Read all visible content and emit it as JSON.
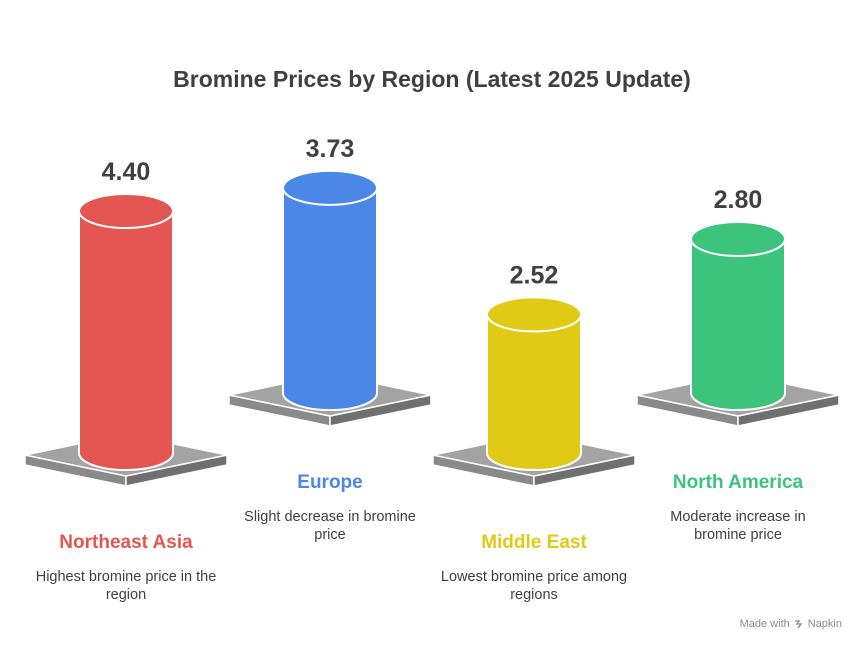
{
  "header": {
    "title": "Bromine Prices by Region (Latest 2025 Update)"
  },
  "chart_data": {
    "type": "bar",
    "title": "Bromine Prices by Region (Latest 2025 Update)",
    "categories": [
      "Northeast Asia",
      "Europe",
      "Middle East",
      "North America"
    ],
    "values": [
      4.4,
      3.73,
      2.52,
      2.8
    ],
    "value_labels": [
      "4.40",
      "3.73",
      "2.52",
      "2.80"
    ],
    "descriptions": [
      "Highest bromine price in the region",
      "Slight decrease in bromine price",
      "Lowest bromine price among regions",
      "Moderate increase in bromine price"
    ],
    "colors": [
      "#e35652",
      "#4a87e6",
      "#e0ca16",
      "#3cc47c"
    ],
    "legend": "none",
    "grid": false
  },
  "footer": {
    "credit": "Made with",
    "brand": "Napkin"
  }
}
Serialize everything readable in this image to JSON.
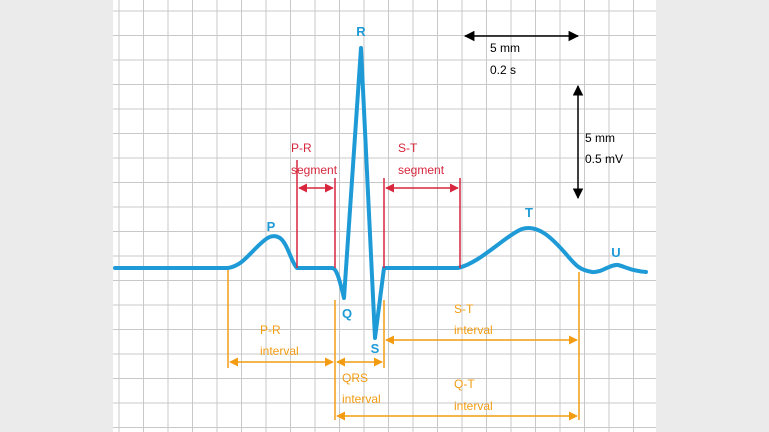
{
  "colors": {
    "background": "#ebebeb",
    "paper": "#ffffff",
    "grid": "#c8c8c8",
    "wave": "#1e9bd7",
    "segment": "#d7263d",
    "interval": "#f39c12",
    "scale": "#000000"
  },
  "waves": {
    "p": "P",
    "q": "Q",
    "r": "R",
    "s": "S",
    "t": "T",
    "u": "U"
  },
  "segments": {
    "pr": {
      "line1": "P-R",
      "line2": "segment"
    },
    "st": {
      "line1": "S-T",
      "line2": "segment"
    }
  },
  "intervals": {
    "pr": {
      "line1": "P-R",
      "line2": "interval"
    },
    "qrs": {
      "line1": "QRS",
      "line2": "interval"
    },
    "st": {
      "line1": "S-T",
      "line2": "interval"
    },
    "qt": {
      "line1": "Q-T",
      "line2": "interval"
    }
  },
  "scale": {
    "horizontal": {
      "line1": "5 mm",
      "line2": "0.2 s"
    },
    "vertical": {
      "line1": "5 mm",
      "line2": "0.5 mV"
    }
  }
}
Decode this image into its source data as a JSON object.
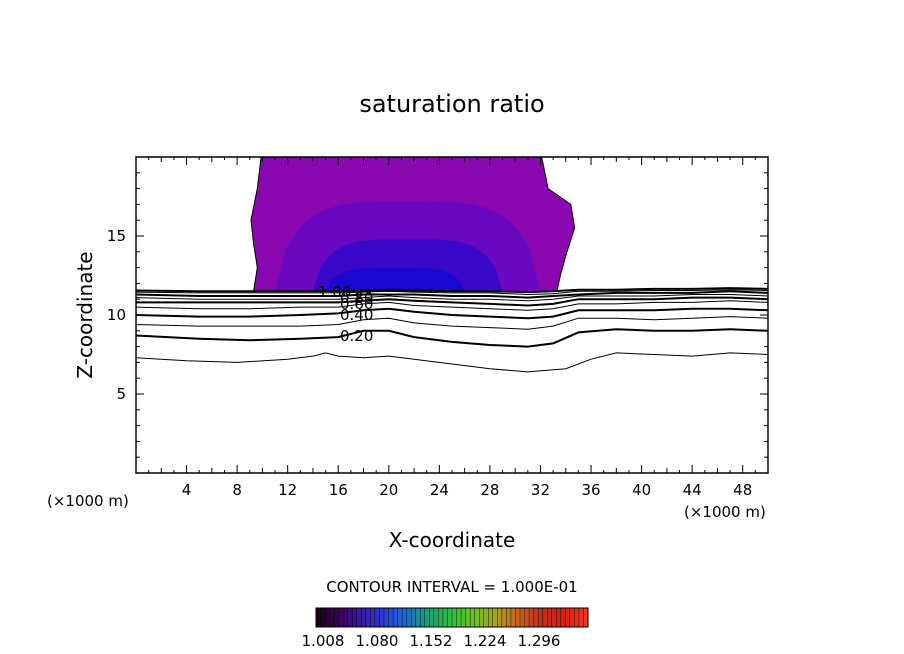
{
  "chart_data": {
    "type": "contour",
    "title": "saturation ratio",
    "xlabel": "X-coordinate",
    "ylabel": "Z-coordinate",
    "x_unit_left": "(×1000 m)",
    "x_unit_right": "(×1000 m)",
    "xlim": [
      0,
      50
    ],
    "ylim": [
      0,
      20
    ],
    "x_ticks": [
      4,
      8,
      12,
      16,
      20,
      24,
      28,
      32,
      36,
      40,
      44,
      48
    ],
    "y_ticks": [
      5,
      10,
      15
    ],
    "contour_interval_text": "CONTOUR INTERVAL = 1.000E-01",
    "contour_labels": [
      "1.00",
      "0.80",
      "0.60",
      "0.40",
      "0.20"
    ],
    "colorbar": {
      "tick_labels": [
        "1.008",
        "1.080",
        "1.152",
        "1.224",
        "1.296"
      ],
      "colors": [
        "#200018",
        "#3a005c",
        "#3a1aa8",
        "#2a40d8",
        "#1c70c8",
        "#20a070",
        "#30c040",
        "#70c020",
        "#a8a020",
        "#c86020",
        "#c03020",
        "#d82010",
        "#f03828"
      ]
    },
    "supersaturated_region": {
      "x_range": [
        9.5,
        33
      ],
      "z_range": [
        11.5,
        20
      ],
      "colors": {
        "outer": "#8a08b0",
        "inner": "#1a08d0"
      }
    },
    "contour_lines": [
      {
        "level": "0.10",
        "bold": false,
        "points": [
          [
            0,
            7.3
          ],
          [
            4,
            7.1
          ],
          [
            8,
            7.0
          ],
          [
            12,
            7.2
          ],
          [
            14,
            7.4
          ],
          [
            15,
            7.6
          ],
          [
            16,
            7.4
          ],
          [
            18,
            7.3
          ],
          [
            20,
            7.4
          ],
          [
            22,
            7.2
          ],
          [
            25,
            6.9
          ],
          [
            28,
            6.6
          ],
          [
            31,
            6.4
          ],
          [
            34,
            6.6
          ],
          [
            36,
            7.2
          ],
          [
            38,
            7.6
          ],
          [
            41,
            7.5
          ],
          [
            44,
            7.4
          ],
          [
            47,
            7.6
          ],
          [
            50,
            7.5
          ]
        ]
      },
      {
        "level": "0.20",
        "bold": true,
        "points": [
          [
            0,
            8.7
          ],
          [
            5,
            8.5
          ],
          [
            9,
            8.4
          ],
          [
            13,
            8.5
          ],
          [
            16,
            8.6
          ],
          [
            18,
            9.0
          ],
          [
            20,
            9.0
          ],
          [
            22,
            8.6
          ],
          [
            25,
            8.3
          ],
          [
            28,
            8.1
          ],
          [
            31,
            8.0
          ],
          [
            33,
            8.2
          ],
          [
            35,
            8.9
          ],
          [
            38,
            9.1
          ],
          [
            41,
            9.0
          ],
          [
            44,
            9.0
          ],
          [
            47,
            9.1
          ],
          [
            50,
            9.0
          ]
        ]
      },
      {
        "level": "0.30",
        "bold": false,
        "points": [
          [
            0,
            9.4
          ],
          [
            5,
            9.3
          ],
          [
            9,
            9.3
          ],
          [
            13,
            9.3
          ],
          [
            16,
            9.4
          ],
          [
            18,
            9.7
          ],
          [
            20,
            9.8
          ],
          [
            22,
            9.5
          ],
          [
            25,
            9.3
          ],
          [
            28,
            9.2
          ],
          [
            31,
            9.1
          ],
          [
            33,
            9.3
          ],
          [
            35,
            9.8
          ],
          [
            38,
            9.8
          ],
          [
            41,
            9.7
          ],
          [
            44,
            9.8
          ],
          [
            47,
            9.9
          ],
          [
            50,
            9.8
          ]
        ]
      },
      {
        "level": "0.40",
        "bold": true,
        "points": [
          [
            0,
            10.0
          ],
          [
            5,
            9.9
          ],
          [
            9,
            9.9
          ],
          [
            13,
            10.0
          ],
          [
            16,
            10.1
          ],
          [
            18,
            10.3
          ],
          [
            20,
            10.4
          ],
          [
            22,
            10.2
          ],
          [
            25,
            10.0
          ],
          [
            28,
            9.9
          ],
          [
            31,
            9.8
          ],
          [
            33,
            9.9
          ],
          [
            35,
            10.3
          ],
          [
            38,
            10.3
          ],
          [
            41,
            10.3
          ],
          [
            44,
            10.4
          ],
          [
            47,
            10.4
          ],
          [
            50,
            10.3
          ]
        ]
      },
      {
        "level": "0.50",
        "bold": false,
        "points": [
          [
            0,
            10.5
          ],
          [
            5,
            10.4
          ],
          [
            9,
            10.4
          ],
          [
            13,
            10.5
          ],
          [
            16,
            10.5
          ],
          [
            18,
            10.7
          ],
          [
            20,
            10.8
          ],
          [
            22,
            10.6
          ],
          [
            25,
            10.5
          ],
          [
            28,
            10.4
          ],
          [
            31,
            10.3
          ],
          [
            33,
            10.4
          ],
          [
            35,
            10.7
          ],
          [
            38,
            10.7
          ],
          [
            41,
            10.8
          ],
          [
            44,
            10.8
          ],
          [
            47,
            10.9
          ],
          [
            50,
            10.8
          ]
        ]
      },
      {
        "level": "0.60",
        "bold": true,
        "points": [
          [
            0,
            10.8
          ],
          [
            5,
            10.8
          ],
          [
            9,
            10.8
          ],
          [
            13,
            10.8
          ],
          [
            16,
            10.8
          ],
          [
            18,
            10.9
          ],
          [
            20,
            11.0
          ],
          [
            22,
            10.9
          ],
          [
            25,
            10.8
          ],
          [
            28,
            10.7
          ],
          [
            31,
            10.6
          ],
          [
            33,
            10.7
          ],
          [
            35,
            11.0
          ],
          [
            38,
            11.0
          ],
          [
            41,
            11.0
          ],
          [
            44,
            11.1
          ],
          [
            47,
            11.1
          ],
          [
            50,
            11.0
          ]
        ]
      },
      {
        "level": "0.70",
        "bold": false,
        "points": [
          [
            0,
            11.1
          ],
          [
            5,
            11.0
          ],
          [
            9,
            11.0
          ],
          [
            13,
            11.0
          ],
          [
            16,
            11.0
          ],
          [
            18,
            11.1
          ],
          [
            20,
            11.2
          ],
          [
            22,
            11.1
          ],
          [
            25,
            11.0
          ],
          [
            28,
            11.0
          ],
          [
            31,
            10.9
          ],
          [
            33,
            11.0
          ],
          [
            35,
            11.2
          ],
          [
            38,
            11.2
          ],
          [
            41,
            11.2
          ],
          [
            44,
            11.3
          ],
          [
            47,
            11.3
          ],
          [
            50,
            11.2
          ]
        ]
      },
      {
        "level": "0.80",
        "bold": true,
        "points": [
          [
            0,
            11.3
          ],
          [
            5,
            11.2
          ],
          [
            9,
            11.2
          ],
          [
            13,
            11.2
          ],
          [
            16,
            11.2
          ],
          [
            18,
            11.3
          ],
          [
            20,
            11.3
          ],
          [
            22,
            11.3
          ],
          [
            25,
            11.2
          ],
          [
            28,
            11.2
          ],
          [
            31,
            11.1
          ],
          [
            33,
            11.2
          ],
          [
            35,
            11.3
          ],
          [
            38,
            11.4
          ],
          [
            41,
            11.4
          ],
          [
            44,
            11.4
          ],
          [
            47,
            11.5
          ],
          [
            50,
            11.4
          ]
        ]
      },
      {
        "level": "0.90",
        "bold": false,
        "points": [
          [
            0,
            11.45
          ],
          [
            5,
            11.4
          ],
          [
            9,
            11.4
          ],
          [
            13,
            11.4
          ],
          [
            16,
            11.4
          ],
          [
            18,
            11.45
          ],
          [
            20,
            11.5
          ],
          [
            22,
            11.45
          ],
          [
            25,
            11.4
          ],
          [
            28,
            11.4
          ],
          [
            31,
            11.3
          ],
          [
            33,
            11.35
          ],
          [
            35,
            11.5
          ],
          [
            38,
            11.5
          ],
          [
            41,
            11.55
          ],
          [
            44,
            11.55
          ],
          [
            47,
            11.6
          ],
          [
            50,
            11.55
          ]
        ]
      },
      {
        "level": "1.00",
        "bold": true,
        "points": [
          [
            0,
            11.55
          ],
          [
            5,
            11.5
          ],
          [
            9,
            11.5
          ],
          [
            13,
            11.5
          ],
          [
            16,
            11.5
          ],
          [
            18,
            11.55
          ],
          [
            20,
            11.6
          ],
          [
            22,
            11.55
          ],
          [
            25,
            11.5
          ],
          [
            28,
            11.5
          ],
          [
            31,
            11.45
          ],
          [
            33,
            11.5
          ],
          [
            35,
            11.6
          ],
          [
            38,
            11.6
          ],
          [
            41,
            11.65
          ],
          [
            44,
            11.65
          ],
          [
            47,
            11.7
          ],
          [
            50,
            11.65
          ]
        ]
      }
    ]
  }
}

········

> _What is asked_:
Find how many lines in the records contain the string "JSON", then give the number alone.

> _Correct output_:
3